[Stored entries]
+ + + + + + +

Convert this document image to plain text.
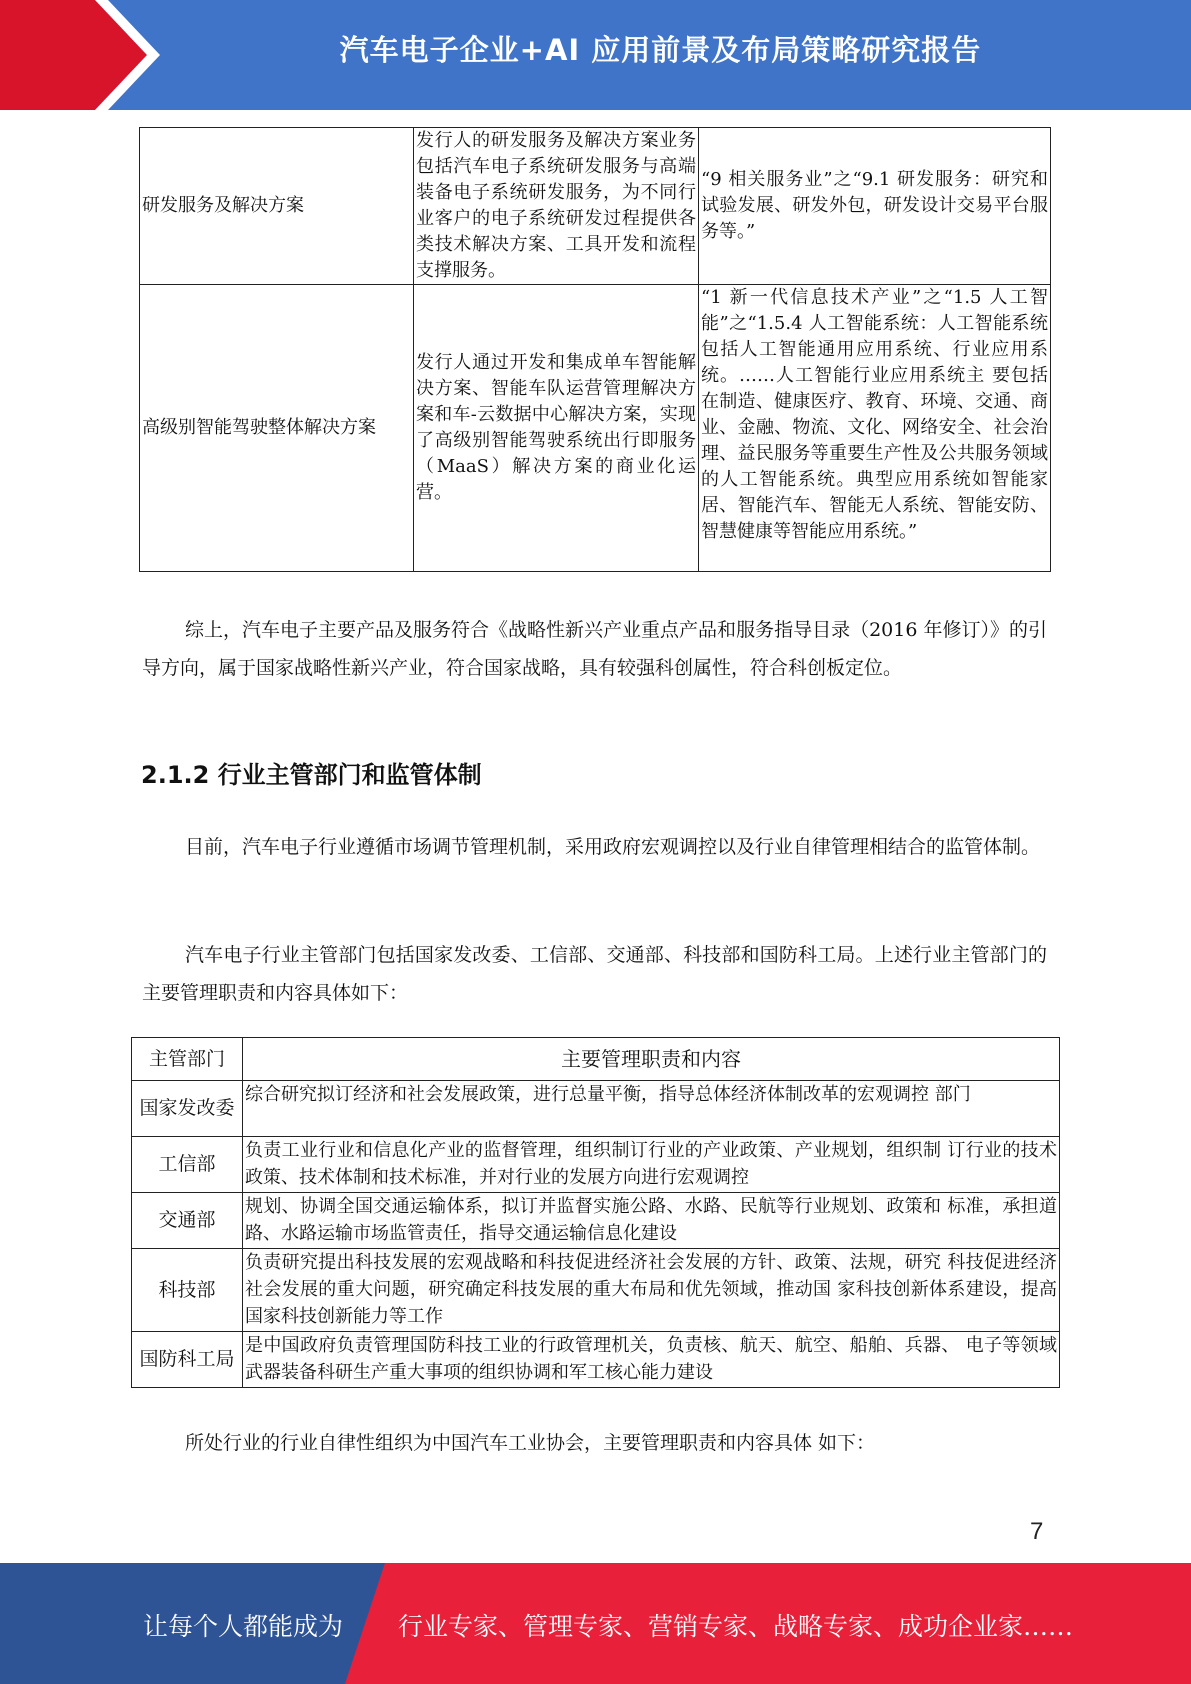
汽车电子企业+AI 应用前景及布局策略研究报告
研发服务及解决方案	发行人的研发服务及解决方案业务包括汽车电子系统研发服务与高端装备电子系统研发服务，为不同行业客户的电子系统研发过程提供各类技术解决方案、工具开发和流程支撑服务。	“9 相关服务业”之“9.1 研发服务：研究和试验发展、研发外包，研发设计交易平台服务等。”
高级别智能驾驶整体解决方案	发行人通过开发和集成单车智能解决方案、智能车队运营管理解决方案和车-云数据中心解决方案，实现了高级别智能驾驶系统出行即服务（MaaS）解决方案的商业化运营。	“1 新一代信息技术产业”之“1.5 人工智能”之“1.5.4 人工智能系统：人工智能系统包括人工智能通用应用系统、行业应用系统。……人工智能行业应用系统主 要包括在制造、健康医疗、教育、环境、交通、商业、金融、物流、文化、网络安全、社会治理、益民服务等重要生产性及公共服务领域的人工智能系统。典型应用系统如智能家居、智能汽车、智能无人系统、智能安防、智慧健康等智能应用系统。”

综上，汽车电子主要产品及服务符合《战略性新兴产业重点产品和服务指导目录（2016 年修订）》的引导方向，属于国家战略性新兴产业，符合国家战略，具有较强科创属性，符合科创板定位。

2.1.2 行业主管部门和监管体制

目前，汽车电子行业遵循市场调节管理机制，采用政府宏观调控以及行业自律管理相结合的监管体制。

汽车电子行业主管部门包括国家发改委、工信部、交通部、科技部和国防科工局。上述行业主管部门的主要管理职责和内容具体如下：

主管部门	主要管理职责和内容
国家发改委	综合研究拟订经济和社会发展政策，进行总量平衡，指导总体经济体制改革的宏观调控 部门
工信部	负责工业行业和信息化产业的监督管理，组织制订行业的产业政策、产业规划，组织制 订行业的技术政策、技术体制和技术标准，并对行业的发展方向进行宏观调控
交通部	规划、协调全国交通运输体系，拟订并监督实施公路、水路、民航等行业规划、政策和 标准，承担道路、水路运输市场监管责任，指导交通运输信息化建设
科技部	负责研究提出科技发展的宏观战略和科技促进经济社会发展的方针、政策、法规，研究 科技促进经济社会发展的重大问题，研究确定科技发展的重大布局和优先领域，推动国 家科技创新体系建设，提高国家科技创新能力等工作
国防科工局	是中国政府负责管理国防科技工业的行政管理机关，负责核、航天、航空、船舶、兵器、 电子等领域武器装备科研生产重大事项的组织协调和军工核心能力建设

所处行业的行业自律性组织为中国汽车工业协会，主要管理职责和内容具体 如下：

7
让每个人都能成为 行业专家、管理专家、营销专家、战略专家、成功企业家……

+ + + + + + +

Written request: Retype every record above exactly as written, but leave out the pictures.

Worked solution:
Convert this document image to plain text.
汽车电子企业+AI 应用前景及布局策略研究报告
研发服务及解决方案	发行人的研发服务及解决方案业务包括汽车电子系统研发服务与高端装备电子系统研发服务，为不同行业客户的电子系统研发过程提供各类技术解决方案、工具开发和流程支撑服务。	“9 相关服务业”之“9.1 研发服务：研究和试验发展、研发外包，研发设计交易平台服务等。”
高级别智能驾驶整体解决方案	发行人通过开发和集成单车智能解决方案、智能车队运营管理解决方案和车-云数据中心解决方案，实现了高级别智能驾驶系统出行即服务（MaaS）解决方案的商业化运营。	“1 新一代信息技术产业”之“1.5 人工智能”之“1.5.4 人工智能系统：人工智能系统包括人工智能通用应用系统、行业应用系统。……人工智能行业应用系统主 要包括在制造、健康医疗、教育、环境、交通、商业、金融、物流、文化、网络安全、社会治理、益民服务等重要生产性及公共服务领域的人工智能系统。典型应用系统如智能家居、智能汽车、智能无人系统、智能安防、智慧健康等智能应用系统。”

综上，汽车电子主要产品及服务符合《战略性新兴产业重点产品和服务指导目录（2016 年修订）》的引导方向，属于国家战略性新兴产业，符合国家战略，具有较强科创属性，符合科创板定位。

2.1.2 行业主管部门和监管体制

目前，汽车电子行业遵循市场调节管理机制，采用政府宏观调控以及行业自律管理相结合的监管体制。

汽车电子行业主管部门包括国家发改委、工信部、交通部、科技部和国防科工局。上述行业主管部门的主要管理职责和内容具体如下：

主管部门	主要管理职责和内容
国家发改委	综合研究拟订经济和社会发展政策，进行总量平衡，指导总体经济体制改革的宏观调控 部门
工信部	负责工业行业和信息化产业的监督管理，组织制订行业的产业政策、产业规划，组织制 订行业的技术政策、技术体制和技术标准，并对行业的发展方向进行宏观调控
交通部	规划、协调全国交通运输体系，拟订并监督实施公路、水路、民航等行业规划、政策和 标准，承担道路、水路运输市场监管责任，指导交通运输信息化建设
科技部	负责研究提出科技发展的宏观战略和科技促进经济社会发展的方针、政策、法规，研究 科技促进经济社会发展的重大问题，研究确定科技发展的重大布局和优先领域，推动国 家科技创新体系建设，提高国家科技创新能力等工作
国防科工局	是中国政府负责管理国防科技工业的行政管理机关，负责核、航天、航空、船舶、兵器、 电子等领域武器装备科研生产重大事项的组织协调和军工核心能力建设

所处行业的行业自律性组织为中国汽车工业协会，主要管理职责和内容具体 如下：

7
让每个人都能成为 行业专家、管理专家、营销专家、战略专家、成功企业家……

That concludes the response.